TASK OBJECTIVE:
Return all of the lines below exactly as they are.

SUPPLIED INFORMATION:
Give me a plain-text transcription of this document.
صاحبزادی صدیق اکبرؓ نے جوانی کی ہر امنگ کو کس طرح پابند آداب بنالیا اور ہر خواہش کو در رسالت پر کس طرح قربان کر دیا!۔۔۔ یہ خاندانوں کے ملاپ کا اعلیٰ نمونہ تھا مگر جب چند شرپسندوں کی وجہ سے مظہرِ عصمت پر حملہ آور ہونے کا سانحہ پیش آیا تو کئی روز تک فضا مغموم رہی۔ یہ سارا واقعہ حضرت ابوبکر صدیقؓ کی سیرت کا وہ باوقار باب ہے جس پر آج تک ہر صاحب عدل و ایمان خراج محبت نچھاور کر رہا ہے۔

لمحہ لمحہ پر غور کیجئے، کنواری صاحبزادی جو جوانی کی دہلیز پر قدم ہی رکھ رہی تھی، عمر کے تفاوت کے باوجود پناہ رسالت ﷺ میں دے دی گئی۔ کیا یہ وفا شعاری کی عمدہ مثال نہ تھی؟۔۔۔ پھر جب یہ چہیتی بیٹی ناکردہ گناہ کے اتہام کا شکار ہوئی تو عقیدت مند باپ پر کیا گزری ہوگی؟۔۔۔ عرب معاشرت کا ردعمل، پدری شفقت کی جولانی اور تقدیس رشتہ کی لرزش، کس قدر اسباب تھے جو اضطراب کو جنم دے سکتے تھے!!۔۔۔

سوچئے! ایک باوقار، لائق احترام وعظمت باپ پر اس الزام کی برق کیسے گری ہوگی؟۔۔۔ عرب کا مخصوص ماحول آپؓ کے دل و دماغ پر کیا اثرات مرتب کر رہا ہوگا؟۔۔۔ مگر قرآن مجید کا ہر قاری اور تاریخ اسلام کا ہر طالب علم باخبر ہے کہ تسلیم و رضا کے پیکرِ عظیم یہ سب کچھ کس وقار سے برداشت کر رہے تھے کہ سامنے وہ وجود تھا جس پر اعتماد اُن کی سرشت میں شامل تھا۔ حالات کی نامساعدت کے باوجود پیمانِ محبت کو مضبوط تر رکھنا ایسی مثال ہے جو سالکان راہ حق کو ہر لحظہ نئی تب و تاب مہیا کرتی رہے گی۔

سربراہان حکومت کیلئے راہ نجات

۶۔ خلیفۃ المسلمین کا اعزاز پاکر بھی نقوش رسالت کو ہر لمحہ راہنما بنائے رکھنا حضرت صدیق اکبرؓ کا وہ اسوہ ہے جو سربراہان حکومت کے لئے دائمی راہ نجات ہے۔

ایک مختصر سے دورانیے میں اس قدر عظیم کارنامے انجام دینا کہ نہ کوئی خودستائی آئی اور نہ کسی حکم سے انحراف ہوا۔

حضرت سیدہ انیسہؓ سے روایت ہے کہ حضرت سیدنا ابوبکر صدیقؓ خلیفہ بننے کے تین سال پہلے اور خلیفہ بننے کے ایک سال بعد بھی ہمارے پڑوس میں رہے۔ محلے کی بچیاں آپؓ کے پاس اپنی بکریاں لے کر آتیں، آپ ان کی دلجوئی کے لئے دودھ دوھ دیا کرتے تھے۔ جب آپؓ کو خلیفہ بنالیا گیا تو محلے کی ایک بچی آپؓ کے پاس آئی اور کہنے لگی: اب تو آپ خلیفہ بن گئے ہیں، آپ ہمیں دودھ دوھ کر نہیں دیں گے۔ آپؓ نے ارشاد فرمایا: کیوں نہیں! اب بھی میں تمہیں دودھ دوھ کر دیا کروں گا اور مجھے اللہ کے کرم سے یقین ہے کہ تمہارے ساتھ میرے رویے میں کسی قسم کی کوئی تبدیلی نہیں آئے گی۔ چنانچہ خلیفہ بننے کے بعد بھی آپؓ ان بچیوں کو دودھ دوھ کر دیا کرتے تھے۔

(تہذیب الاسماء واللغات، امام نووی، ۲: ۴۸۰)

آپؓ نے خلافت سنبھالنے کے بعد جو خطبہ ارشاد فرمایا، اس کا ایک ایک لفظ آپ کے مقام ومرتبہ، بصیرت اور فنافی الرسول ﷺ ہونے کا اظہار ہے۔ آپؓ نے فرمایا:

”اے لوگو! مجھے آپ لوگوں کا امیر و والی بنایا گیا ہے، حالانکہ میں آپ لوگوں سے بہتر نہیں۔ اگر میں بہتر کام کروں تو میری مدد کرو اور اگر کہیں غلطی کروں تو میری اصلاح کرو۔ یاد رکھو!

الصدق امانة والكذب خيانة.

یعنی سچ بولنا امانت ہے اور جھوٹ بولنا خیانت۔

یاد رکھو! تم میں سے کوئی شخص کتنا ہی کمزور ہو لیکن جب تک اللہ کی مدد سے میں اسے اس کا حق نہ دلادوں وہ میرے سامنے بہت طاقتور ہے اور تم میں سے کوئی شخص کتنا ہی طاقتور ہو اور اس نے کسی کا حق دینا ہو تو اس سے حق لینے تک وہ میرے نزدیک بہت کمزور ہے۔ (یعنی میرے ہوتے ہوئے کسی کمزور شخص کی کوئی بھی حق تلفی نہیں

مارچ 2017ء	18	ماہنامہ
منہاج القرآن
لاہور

TASK ANSWER:
Give me a plain-text transcription of this document.
صاحبزادی صدیق اکبرؓ نے جوانی کی ہر امنگ کو کس طرح پابند آداب بنالیا اور ہر خواہش کو در رسالت پر کس طرح قربان کر دیا!۔۔۔ یہ خاندانوں کے ملاپ کا اعلیٰ نمونہ تھا مگر جب چند شرپسندوں کی وجہ سے مظہرِ عصمت پر حملہ آور ہونے کا سانحہ پیش آیا تو کئی روز تک فضا مغموم رہی۔ یہ سارا واقعہ حضرت ابوبکر صدیقؓ کی سیرت کا وہ باوقار باب ہے جس پر آج تک ہر صاحب عدل و ایمان خراج محبت نچھاور کر رہا ہے۔

لمحہ لمحہ پر غور کیجئے، کنواری صاحبزادی جو جوانی کی دہلیز پر قدم ہی رکھ رہی تھی، عمر کے تفاوت کے باوجود پناہ رسالت ﷺ میں دے دی گئی۔ کیا یہ وفا شعاری کی عمدہ مثال نہ تھی؟۔۔۔ پھر جب یہ چہیتی بیٹی ناکردہ گناہ کے اتہام کا شکار ہوئی تو عقیدت مند باپ پر کیا گزری ہوگی؟۔۔۔ عرب معاشرت کا ردعمل، پدری شفقت کی جولانی اور تقدیس رشتہ کی لرزش، کس قدر اسباب تھے جو اضطراب کو جنم دے سکتے تھے!!۔۔۔

سوچئے! ایک باوقار، لائق احترام وعظمت باپ پر اس الزام کی برق کیسے گری ہوگی؟۔۔۔ عرب کا مخصوص ماحول آپؓ کے دل و دماغ پر کیا اثرات مرتب کر رہا ہوگا؟۔۔۔ مگر قرآن مجید کا ہر قاری اور تاریخ اسلام کا ہر طالب علم باخبر ہے کہ تسلیم و رضا کے پیکرِ عظیم یہ سب کچھ کس وقار سے برداشت کر رہے تھے کہ سامنے وہ وجود تھا جس پر اعتماد اُن کی سرشت میں شامل تھا۔ حالات کی نامساعدت کے باوجود پیمانِ محبت کو مضبوط تر رکھنا ایسی مثال ہے جو سالکان راہ حق کو ہر لحظہ نئی تب و تاب مہیا کرتی رہے گی۔

سربراہان حکومت کیلئے راہ نجات

۶۔ خلیفۃ المسلمین کا اعزاز پاکر بھی نقوش رسالت کو ہر لمحہ راہنما بنائے رکھنا حضرت صدیق اکبرؓ کا وہ اسوہ ہے جو سربراہان حکومت کے لئے دائمی راہ نجات ہے۔

ایک مختصر سے دورانیے میں اس قدر عظیم کارنامے انجام دینا کہ نہ کوئی خودستائی آئی اور نہ کسی حکم سے انحراف ہوا۔

حضرت سیدہ انیسہؓ سے روایت ہے کہ حضرت سیدنا ابوبکر صدیقؓ خلیفہ بننے کے تین سال پہلے اور خلیفہ بننے کے ایک سال بعد بھی ہمارے پڑوس میں رہے۔ محلے کی بچیاں آپؓ کے پاس اپنی بکریاں لے کر آتیں، آپ ان کی دلجوئی کے لئے دودھ دوھ دیا کرتے تھے۔ جب آپؓ کو خلیفہ بنالیا گیا تو محلے کی ایک بچی آپؓ کے پاس آئی اور کہنے لگی: اب تو آپ خلیفہ بن گئے ہیں، آپ ہمیں دودھ دوھ کر نہیں دیں گے۔ آپؓ نے ارشاد فرمایا: کیوں نہیں! اب بھی میں تمہیں دودھ دوھ کر دیا کروں گا اور مجھے اللہ کے کرم سے یقین ہے کہ تمہارے ساتھ میرے رویے میں کسی قسم کی کوئی تبدیلی نہیں آئے گی۔ چنانچہ خلیفہ بننے کے بعد بھی آپؓ ان بچیوں کو دودھ دوھ کر دیا کرتے تھے۔

(تہذیب الاسماء واللغات، امام نووی، ۲: ۴۸۰)

آپؓ نے خلافت سنبھالنے کے بعد جو خطبہ ارشاد فرمایا، اس کا ایک ایک لفظ آپ کے مقام ومرتبہ، بصیرت اور فنافی الرسول ﷺ ہونے کا اظہار ہے۔ آپؓ نے فرمایا:

”اے لوگو! مجھے آپ لوگوں کا امیر و والی بنایا گیا ہے، حالانکہ میں آپ لوگوں سے بہتر نہیں۔ اگر میں بہتر کام کروں تو میری مدد کرو اور اگر کہیں غلطی کروں تو میری اصلاح کرو۔ یاد رکھو!

الصدق امانة والكذب خيانة.

یعنی سچ بولنا امانت ہے اور جھوٹ بولنا خیانت۔

یاد رکھو! تم میں سے کوئی شخص کتنا ہی کمزور ہو لیکن جب تک اللہ کی مدد سے میں اسے اس کا حق نہ دلادوں وہ میرے سامنے بہت طاقتور ہے اور تم میں سے کوئی شخص کتنا ہی طاقتور ہو اور اس نے کسی کا حق دینا ہو تو اس سے حق لینے تک وہ میرے نزدیک بہت کمزور ہے۔ (یعنی میرے ہوتے ہوئے کسی کمزور شخص کی کوئی بھی حق تلفی نہیں

مارچ 2017ء	18	ماہنامہ
منہاج القرآن
لاہور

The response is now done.